[Start of Records for the task]

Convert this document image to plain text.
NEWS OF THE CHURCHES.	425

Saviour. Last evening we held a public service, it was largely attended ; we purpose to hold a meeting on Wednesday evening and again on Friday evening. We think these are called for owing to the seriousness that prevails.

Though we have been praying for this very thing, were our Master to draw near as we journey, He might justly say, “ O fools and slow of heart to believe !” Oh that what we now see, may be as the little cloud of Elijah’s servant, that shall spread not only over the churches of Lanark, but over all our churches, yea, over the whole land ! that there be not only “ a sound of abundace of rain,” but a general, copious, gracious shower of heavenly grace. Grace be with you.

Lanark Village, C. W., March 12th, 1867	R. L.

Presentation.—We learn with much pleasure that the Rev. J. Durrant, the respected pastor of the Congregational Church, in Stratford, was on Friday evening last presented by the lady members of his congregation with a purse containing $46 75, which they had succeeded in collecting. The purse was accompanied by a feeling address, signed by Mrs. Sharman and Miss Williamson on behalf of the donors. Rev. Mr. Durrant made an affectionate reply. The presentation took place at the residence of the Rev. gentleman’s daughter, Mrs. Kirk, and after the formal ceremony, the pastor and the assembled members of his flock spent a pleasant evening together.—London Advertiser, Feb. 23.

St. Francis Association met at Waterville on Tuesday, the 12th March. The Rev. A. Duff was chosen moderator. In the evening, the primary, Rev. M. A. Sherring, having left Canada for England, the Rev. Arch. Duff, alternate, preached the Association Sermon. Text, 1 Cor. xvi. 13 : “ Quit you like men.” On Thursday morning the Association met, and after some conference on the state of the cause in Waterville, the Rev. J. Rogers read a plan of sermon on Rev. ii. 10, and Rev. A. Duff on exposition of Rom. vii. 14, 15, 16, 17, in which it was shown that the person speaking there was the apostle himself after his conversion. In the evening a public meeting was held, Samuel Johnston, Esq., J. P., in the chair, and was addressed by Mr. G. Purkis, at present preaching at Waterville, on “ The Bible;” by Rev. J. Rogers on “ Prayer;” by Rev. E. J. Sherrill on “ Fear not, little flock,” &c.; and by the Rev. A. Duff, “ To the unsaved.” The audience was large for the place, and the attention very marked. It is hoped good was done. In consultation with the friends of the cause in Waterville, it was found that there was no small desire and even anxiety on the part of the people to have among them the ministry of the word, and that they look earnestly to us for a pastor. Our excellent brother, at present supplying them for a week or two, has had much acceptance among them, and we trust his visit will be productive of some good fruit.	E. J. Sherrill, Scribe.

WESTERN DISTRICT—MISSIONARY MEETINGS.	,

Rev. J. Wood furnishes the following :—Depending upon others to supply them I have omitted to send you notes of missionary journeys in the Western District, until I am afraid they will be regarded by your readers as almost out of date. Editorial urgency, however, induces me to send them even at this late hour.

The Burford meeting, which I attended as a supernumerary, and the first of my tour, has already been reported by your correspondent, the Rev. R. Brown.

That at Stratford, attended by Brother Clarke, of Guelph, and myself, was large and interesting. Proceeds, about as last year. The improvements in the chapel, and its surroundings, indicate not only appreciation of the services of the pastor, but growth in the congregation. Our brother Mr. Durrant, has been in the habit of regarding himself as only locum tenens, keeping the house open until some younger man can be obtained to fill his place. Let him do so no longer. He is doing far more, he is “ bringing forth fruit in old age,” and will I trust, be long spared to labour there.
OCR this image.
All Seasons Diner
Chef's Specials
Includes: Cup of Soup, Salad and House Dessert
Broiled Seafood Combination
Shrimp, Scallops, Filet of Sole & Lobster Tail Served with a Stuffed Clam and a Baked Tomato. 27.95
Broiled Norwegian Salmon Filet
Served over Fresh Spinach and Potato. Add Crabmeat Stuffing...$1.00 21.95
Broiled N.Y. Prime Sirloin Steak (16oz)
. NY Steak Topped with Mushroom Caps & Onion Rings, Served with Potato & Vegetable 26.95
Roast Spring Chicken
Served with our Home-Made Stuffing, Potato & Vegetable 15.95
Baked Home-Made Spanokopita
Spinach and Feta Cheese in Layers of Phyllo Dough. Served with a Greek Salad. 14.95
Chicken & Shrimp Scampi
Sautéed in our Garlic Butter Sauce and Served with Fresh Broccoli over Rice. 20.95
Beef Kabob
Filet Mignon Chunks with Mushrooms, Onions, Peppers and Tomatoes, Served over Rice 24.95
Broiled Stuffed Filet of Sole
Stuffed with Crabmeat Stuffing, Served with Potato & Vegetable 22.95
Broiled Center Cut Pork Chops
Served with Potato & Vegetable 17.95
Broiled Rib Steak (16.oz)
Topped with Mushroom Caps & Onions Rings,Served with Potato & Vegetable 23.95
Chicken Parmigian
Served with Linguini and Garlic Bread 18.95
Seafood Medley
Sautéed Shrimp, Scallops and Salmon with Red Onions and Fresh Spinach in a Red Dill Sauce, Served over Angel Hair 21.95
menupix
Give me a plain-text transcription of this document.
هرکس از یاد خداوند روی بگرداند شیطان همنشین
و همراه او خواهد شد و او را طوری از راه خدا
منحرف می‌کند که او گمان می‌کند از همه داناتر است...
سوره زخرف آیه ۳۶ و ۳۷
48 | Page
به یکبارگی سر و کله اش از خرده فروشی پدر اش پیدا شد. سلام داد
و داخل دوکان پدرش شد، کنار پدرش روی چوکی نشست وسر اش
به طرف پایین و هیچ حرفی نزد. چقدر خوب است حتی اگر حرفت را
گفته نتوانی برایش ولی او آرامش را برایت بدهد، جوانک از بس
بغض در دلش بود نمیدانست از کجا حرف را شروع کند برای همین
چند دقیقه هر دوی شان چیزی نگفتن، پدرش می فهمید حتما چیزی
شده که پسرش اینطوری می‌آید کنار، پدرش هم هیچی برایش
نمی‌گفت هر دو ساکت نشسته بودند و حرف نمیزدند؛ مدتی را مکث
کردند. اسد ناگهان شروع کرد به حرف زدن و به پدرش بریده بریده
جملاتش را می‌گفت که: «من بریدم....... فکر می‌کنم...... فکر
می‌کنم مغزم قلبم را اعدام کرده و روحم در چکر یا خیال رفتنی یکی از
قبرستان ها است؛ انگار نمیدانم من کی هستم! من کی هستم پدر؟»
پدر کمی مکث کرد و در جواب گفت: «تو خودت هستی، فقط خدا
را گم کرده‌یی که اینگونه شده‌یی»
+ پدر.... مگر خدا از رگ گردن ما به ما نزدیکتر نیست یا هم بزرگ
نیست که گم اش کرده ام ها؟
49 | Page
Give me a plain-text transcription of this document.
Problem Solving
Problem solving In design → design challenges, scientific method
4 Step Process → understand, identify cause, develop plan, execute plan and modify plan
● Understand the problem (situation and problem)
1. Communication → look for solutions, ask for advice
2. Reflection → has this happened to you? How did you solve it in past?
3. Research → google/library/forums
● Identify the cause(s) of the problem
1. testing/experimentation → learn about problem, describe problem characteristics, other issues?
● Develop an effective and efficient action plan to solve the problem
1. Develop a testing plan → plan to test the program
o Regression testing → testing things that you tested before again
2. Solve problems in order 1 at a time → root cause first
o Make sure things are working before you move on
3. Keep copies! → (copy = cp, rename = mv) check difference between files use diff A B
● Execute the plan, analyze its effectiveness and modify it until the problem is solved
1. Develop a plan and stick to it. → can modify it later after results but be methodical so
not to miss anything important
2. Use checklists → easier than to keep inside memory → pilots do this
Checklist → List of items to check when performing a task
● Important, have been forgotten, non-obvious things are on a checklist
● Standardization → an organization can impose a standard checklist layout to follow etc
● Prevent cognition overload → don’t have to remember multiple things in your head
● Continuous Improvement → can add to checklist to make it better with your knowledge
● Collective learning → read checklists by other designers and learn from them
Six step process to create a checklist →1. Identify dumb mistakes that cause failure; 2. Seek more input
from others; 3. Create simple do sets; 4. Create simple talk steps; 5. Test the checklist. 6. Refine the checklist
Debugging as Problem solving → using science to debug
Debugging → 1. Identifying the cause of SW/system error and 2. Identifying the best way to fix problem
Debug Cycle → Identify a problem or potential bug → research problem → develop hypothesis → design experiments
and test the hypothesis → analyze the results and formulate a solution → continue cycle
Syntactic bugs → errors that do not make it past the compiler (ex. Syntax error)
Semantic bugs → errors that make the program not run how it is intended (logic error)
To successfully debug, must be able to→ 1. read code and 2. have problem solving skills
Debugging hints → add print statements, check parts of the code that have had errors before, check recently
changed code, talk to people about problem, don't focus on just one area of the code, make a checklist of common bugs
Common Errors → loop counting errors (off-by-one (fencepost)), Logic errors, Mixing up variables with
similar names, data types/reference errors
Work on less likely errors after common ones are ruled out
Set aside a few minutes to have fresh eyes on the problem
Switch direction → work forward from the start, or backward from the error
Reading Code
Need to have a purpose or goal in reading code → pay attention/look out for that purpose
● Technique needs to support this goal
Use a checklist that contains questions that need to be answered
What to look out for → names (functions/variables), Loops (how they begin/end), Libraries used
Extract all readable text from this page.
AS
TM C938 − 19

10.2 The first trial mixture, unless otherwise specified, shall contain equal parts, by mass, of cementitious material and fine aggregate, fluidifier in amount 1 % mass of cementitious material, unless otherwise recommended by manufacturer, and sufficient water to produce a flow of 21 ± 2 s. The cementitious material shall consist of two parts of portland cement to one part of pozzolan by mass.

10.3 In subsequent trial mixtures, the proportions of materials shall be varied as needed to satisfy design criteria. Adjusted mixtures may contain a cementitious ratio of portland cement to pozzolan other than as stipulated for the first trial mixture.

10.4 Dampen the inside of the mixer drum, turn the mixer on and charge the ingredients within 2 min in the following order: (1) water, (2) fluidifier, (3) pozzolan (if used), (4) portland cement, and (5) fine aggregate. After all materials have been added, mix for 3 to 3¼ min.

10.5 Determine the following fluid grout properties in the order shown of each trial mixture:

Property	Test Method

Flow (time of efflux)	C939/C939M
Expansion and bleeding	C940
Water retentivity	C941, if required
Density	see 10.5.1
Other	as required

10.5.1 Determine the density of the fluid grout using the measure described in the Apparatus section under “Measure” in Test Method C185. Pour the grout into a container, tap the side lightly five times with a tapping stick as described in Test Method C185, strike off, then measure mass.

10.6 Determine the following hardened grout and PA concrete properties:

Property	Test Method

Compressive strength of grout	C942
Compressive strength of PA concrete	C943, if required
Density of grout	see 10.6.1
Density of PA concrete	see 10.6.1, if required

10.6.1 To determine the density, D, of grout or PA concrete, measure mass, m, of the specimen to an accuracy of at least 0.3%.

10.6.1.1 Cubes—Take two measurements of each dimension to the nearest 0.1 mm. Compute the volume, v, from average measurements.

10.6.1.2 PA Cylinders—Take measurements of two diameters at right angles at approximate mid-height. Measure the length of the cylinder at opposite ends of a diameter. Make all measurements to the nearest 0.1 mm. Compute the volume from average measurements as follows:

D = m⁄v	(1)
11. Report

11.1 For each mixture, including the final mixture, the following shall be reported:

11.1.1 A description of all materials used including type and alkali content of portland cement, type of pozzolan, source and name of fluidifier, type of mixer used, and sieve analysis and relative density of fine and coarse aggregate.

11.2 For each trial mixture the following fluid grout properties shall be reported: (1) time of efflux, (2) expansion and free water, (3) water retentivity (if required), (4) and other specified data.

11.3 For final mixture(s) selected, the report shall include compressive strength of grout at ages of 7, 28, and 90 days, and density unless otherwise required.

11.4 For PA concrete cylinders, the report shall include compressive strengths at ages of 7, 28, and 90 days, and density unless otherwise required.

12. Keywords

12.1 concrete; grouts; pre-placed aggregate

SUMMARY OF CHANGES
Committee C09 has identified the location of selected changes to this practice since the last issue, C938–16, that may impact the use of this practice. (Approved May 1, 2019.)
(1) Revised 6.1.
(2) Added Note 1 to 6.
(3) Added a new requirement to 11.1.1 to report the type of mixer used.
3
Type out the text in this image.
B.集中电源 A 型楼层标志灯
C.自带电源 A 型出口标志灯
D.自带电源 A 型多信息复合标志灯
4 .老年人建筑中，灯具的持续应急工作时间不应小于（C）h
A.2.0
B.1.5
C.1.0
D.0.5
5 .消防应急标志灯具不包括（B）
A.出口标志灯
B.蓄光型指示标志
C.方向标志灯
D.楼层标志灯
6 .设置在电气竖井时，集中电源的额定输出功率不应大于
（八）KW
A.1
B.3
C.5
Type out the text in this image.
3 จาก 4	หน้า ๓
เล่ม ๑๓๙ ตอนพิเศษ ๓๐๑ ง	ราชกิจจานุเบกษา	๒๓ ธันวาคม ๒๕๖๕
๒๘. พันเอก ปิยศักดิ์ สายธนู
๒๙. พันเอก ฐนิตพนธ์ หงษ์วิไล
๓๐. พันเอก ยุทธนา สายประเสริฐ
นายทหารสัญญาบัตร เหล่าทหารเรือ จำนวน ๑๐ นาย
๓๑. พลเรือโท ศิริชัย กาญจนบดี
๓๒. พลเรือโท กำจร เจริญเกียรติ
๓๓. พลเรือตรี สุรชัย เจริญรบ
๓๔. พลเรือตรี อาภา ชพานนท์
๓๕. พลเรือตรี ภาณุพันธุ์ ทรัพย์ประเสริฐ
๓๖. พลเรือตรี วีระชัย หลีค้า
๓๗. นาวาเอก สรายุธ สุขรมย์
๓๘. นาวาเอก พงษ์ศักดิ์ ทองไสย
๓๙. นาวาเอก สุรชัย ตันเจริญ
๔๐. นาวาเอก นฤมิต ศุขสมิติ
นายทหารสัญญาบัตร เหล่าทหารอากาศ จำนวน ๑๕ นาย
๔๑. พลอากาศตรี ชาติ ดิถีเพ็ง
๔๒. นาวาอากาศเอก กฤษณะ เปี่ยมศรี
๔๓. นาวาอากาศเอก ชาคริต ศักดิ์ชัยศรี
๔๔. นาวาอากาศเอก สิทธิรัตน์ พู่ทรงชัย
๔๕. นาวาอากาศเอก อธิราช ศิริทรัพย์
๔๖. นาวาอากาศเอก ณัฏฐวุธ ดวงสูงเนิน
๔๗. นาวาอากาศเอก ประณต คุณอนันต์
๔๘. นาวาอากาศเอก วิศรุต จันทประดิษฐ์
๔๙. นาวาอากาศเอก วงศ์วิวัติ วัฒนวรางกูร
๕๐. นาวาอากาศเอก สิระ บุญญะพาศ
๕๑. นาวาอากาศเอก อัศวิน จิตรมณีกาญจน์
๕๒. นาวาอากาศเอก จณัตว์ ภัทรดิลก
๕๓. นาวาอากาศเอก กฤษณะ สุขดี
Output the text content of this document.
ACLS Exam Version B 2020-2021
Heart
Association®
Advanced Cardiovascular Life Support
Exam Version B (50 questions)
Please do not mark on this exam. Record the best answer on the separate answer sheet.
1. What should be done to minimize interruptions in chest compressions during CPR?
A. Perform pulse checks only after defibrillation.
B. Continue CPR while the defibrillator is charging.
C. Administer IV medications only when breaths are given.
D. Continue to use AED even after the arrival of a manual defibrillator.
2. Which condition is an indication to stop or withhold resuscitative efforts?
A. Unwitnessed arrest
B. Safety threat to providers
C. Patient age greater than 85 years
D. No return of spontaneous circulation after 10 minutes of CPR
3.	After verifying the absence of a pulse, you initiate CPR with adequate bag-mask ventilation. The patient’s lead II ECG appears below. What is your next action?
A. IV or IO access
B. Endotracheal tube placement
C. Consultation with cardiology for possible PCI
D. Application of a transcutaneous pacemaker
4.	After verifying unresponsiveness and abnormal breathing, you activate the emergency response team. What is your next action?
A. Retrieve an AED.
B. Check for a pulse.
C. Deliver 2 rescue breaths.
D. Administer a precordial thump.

[End of Records for the task]

> Work to complete
Show the lines of the records that include the string "پدرش".

> Worked answer
و داخل دوکان پدرش شد، کنار پدرش روی چوکی نشست وسر اش
چند دقیقه هر دوی شان چیزی نگفتن، پدرش می فهمید حتما چیزی
شده که پسرش اینطوری می‌آید کنار، پدرش هم هیچی برایش
کردند. اسد ناگهان شروع کرد به حرف زدن و به پدرش بریده بریده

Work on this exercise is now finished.